---------- Material for this exercise ----------
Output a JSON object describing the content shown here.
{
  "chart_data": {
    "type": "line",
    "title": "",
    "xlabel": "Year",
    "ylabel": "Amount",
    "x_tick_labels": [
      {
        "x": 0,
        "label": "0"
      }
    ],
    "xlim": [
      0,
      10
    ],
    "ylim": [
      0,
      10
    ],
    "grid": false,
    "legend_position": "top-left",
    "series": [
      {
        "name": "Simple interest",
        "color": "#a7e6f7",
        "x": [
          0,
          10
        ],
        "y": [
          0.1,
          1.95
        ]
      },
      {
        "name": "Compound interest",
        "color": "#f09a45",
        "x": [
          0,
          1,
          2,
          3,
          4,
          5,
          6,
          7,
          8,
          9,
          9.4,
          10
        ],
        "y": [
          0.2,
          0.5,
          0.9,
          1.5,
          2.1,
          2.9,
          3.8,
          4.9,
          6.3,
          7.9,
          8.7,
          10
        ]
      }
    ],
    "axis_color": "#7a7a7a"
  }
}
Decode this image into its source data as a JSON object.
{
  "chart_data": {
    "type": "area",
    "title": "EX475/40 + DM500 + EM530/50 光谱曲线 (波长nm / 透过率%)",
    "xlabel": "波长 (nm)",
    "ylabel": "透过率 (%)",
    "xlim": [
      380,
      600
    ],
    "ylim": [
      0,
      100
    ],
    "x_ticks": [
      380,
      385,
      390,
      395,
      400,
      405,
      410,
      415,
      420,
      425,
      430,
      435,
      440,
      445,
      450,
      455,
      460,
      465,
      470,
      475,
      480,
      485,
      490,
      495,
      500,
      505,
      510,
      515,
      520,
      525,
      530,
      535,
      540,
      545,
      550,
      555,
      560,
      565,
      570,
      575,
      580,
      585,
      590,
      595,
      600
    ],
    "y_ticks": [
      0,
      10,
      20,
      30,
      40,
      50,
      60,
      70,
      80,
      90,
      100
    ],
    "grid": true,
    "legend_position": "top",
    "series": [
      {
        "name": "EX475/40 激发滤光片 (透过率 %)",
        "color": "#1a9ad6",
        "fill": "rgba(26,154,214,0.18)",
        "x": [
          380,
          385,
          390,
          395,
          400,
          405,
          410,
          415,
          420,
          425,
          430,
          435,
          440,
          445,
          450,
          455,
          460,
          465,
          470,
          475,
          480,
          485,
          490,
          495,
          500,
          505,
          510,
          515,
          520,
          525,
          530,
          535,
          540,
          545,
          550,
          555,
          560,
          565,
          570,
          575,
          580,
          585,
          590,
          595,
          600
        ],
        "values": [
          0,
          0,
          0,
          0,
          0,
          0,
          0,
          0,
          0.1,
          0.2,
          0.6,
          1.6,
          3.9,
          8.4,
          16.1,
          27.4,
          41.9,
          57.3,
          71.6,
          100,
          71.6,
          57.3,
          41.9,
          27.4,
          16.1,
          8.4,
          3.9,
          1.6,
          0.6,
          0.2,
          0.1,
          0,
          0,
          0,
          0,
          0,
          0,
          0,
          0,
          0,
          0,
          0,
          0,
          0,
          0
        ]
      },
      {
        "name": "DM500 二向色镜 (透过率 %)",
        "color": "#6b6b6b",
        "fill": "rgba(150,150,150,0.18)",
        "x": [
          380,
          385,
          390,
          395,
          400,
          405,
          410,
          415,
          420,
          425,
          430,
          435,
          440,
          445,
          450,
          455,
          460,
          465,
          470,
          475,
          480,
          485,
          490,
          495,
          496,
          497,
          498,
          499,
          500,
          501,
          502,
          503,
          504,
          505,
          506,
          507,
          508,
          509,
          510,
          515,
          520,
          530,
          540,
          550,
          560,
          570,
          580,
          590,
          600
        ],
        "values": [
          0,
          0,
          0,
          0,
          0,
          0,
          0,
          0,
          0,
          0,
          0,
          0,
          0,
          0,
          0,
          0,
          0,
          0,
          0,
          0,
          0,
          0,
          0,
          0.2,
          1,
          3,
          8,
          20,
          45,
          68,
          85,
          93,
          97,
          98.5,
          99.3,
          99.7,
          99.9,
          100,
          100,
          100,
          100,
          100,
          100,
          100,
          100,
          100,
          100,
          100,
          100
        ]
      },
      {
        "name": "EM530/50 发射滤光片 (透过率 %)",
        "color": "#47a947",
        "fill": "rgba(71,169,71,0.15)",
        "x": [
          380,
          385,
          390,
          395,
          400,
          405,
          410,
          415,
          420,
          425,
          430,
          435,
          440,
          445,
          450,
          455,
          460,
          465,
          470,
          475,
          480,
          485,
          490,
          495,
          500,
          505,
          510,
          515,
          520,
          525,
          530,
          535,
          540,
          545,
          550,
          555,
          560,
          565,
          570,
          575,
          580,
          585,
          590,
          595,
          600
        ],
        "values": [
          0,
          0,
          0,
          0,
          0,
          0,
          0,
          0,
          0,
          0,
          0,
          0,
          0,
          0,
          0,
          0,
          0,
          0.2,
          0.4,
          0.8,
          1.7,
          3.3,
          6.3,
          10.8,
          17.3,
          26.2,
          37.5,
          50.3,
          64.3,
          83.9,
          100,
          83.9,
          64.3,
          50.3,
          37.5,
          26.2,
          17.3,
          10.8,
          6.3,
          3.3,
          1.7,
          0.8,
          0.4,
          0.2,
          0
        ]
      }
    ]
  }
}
----------
* _Required work_: Which lines above hold the word "title"? Copy each of them.

* _Solution for this problem_:
    "title": "",
    "title": "EX475/40 + DM500 + EM530/50 光谱曲线 (波长nm / 透过率%)",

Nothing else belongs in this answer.